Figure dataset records
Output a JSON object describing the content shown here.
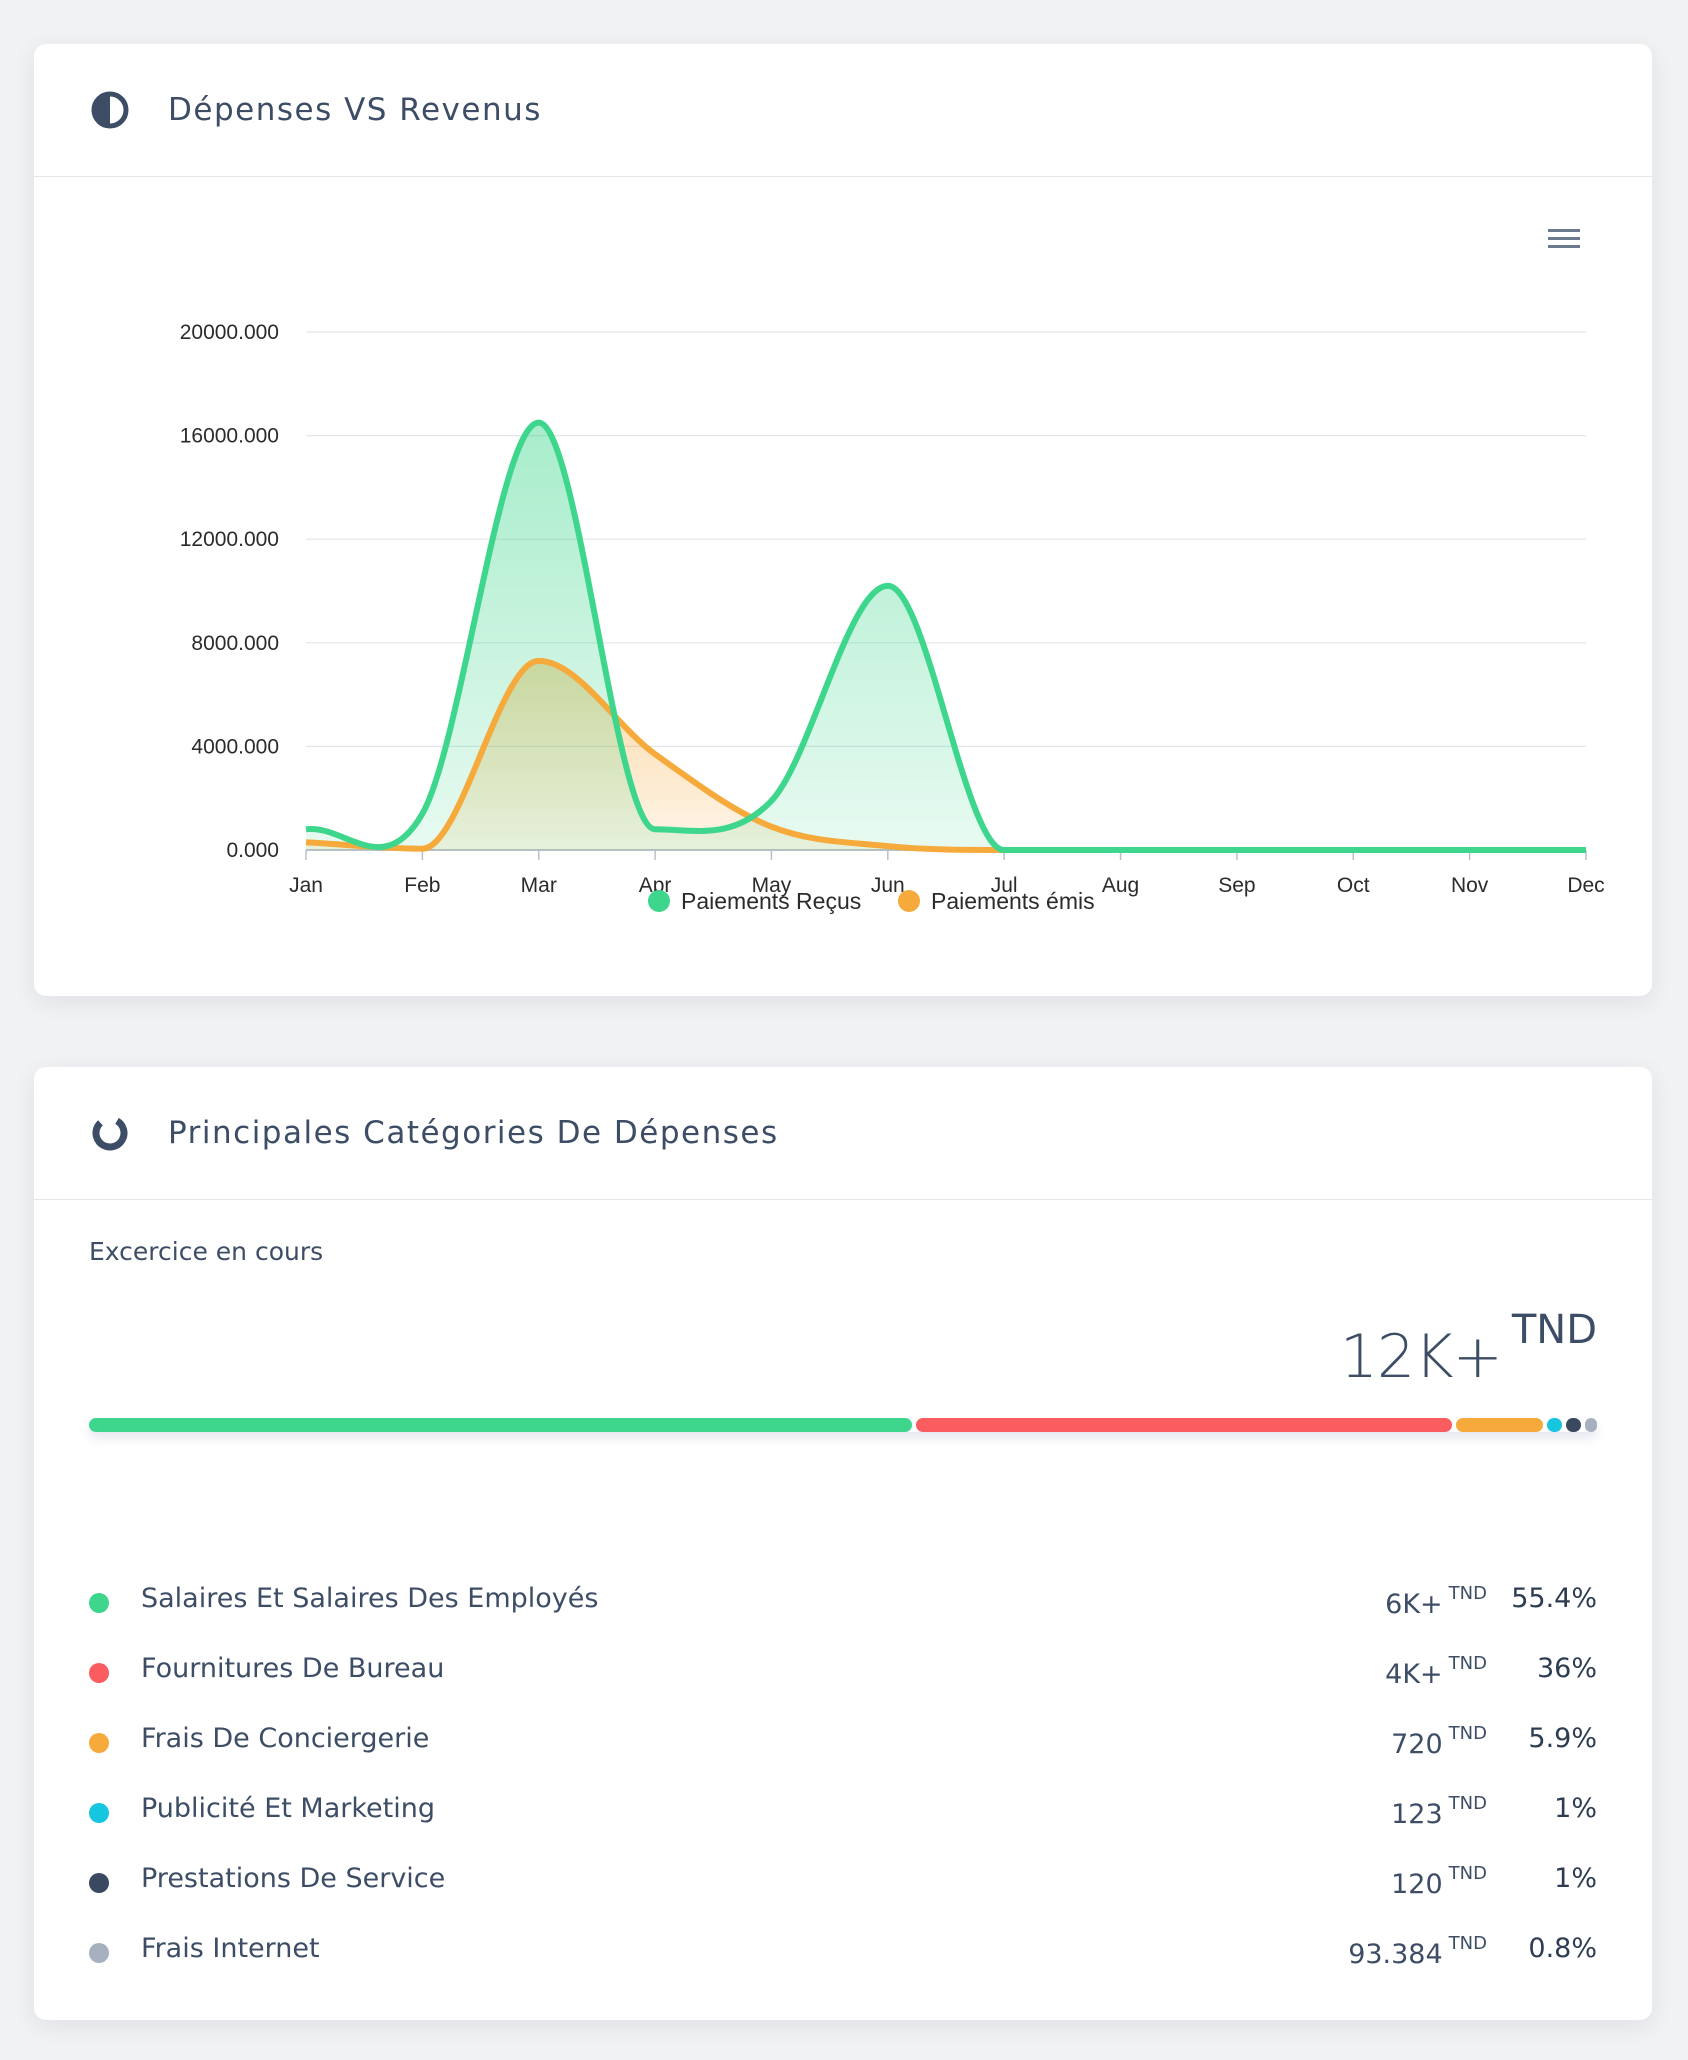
{
  "card1": {
    "title": "Dépenses VS Revenus",
    "icon": "half-circle-icon",
    "menu_icon": "hamburger-menu-icon"
  },
  "chart_data": {
    "type": "area",
    "categories": [
      "Jan",
      "Feb",
      "Mar",
      "Apr",
      "May",
      "Jun",
      "Jul",
      "Aug",
      "Sep",
      "Oct",
      "Nov",
      "Dec"
    ],
    "y_ticks": [
      "0.000",
      "4000.000",
      "8000.000",
      "12000.000",
      "16000.000",
      "20000.000"
    ],
    "ylim": [
      0,
      20000
    ],
    "grid": true,
    "legend_position": "bottom",
    "series": [
      {
        "name": "Paiements Reçus",
        "color": "#3dd68c",
        "values": [
          800,
          1400,
          16500,
          800,
          1900,
          10200,
          0,
          0,
          0,
          0,
          0,
          0
        ]
      },
      {
        "name": "Paiements émis",
        "color": "#f6aa3c",
        "values": [
          300,
          50,
          7300,
          3700,
          900,
          150,
          0,
          0,
          0,
          0,
          0,
          0
        ]
      }
    ]
  },
  "card2": {
    "title": "Principales Catégories De Dépenses",
    "icon": "donut-chart-icon",
    "subtitle": "Excercice en cours",
    "total_value": "12K+",
    "total_unit": "TND"
  },
  "categories": [
    {
      "name": "Salaires Et Salaires Des Employés",
      "amount": "6K+",
      "unit": "TND",
      "percent": "55.4%",
      "share": 55.4,
      "color": "#3dd68c"
    },
    {
      "name": "Fournitures De Bureau",
      "amount": "4K+",
      "unit": "TND",
      "percent": "36%",
      "share": 36,
      "color": "#fb5c5f"
    },
    {
      "name": "Frais De Conciergerie",
      "amount": "720",
      "unit": "TND",
      "percent": "5.9%",
      "share": 5.9,
      "color": "#f6aa3c"
    },
    {
      "name": "Publicité Et Marketing",
      "amount": "123",
      "unit": "TND",
      "percent": "1%",
      "share": 1,
      "color": "#16c5e0"
    },
    {
      "name": "Prestations De Service",
      "amount": "120",
      "unit": "TND",
      "percent": "1%",
      "share": 1,
      "color": "#3a4860"
    },
    {
      "name": "Frais Internet",
      "amount": "93.384",
      "unit": "TND",
      "percent": "0.8%",
      "share": 0.8,
      "color": "#a6b0bf"
    }
  ]
}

▶ [What this task involves]: List the lines of the records where "Paiements" occurs.

▶ [Worked solution]:
        "name": "Paiements Reçus",
        "name": "Paiements émis",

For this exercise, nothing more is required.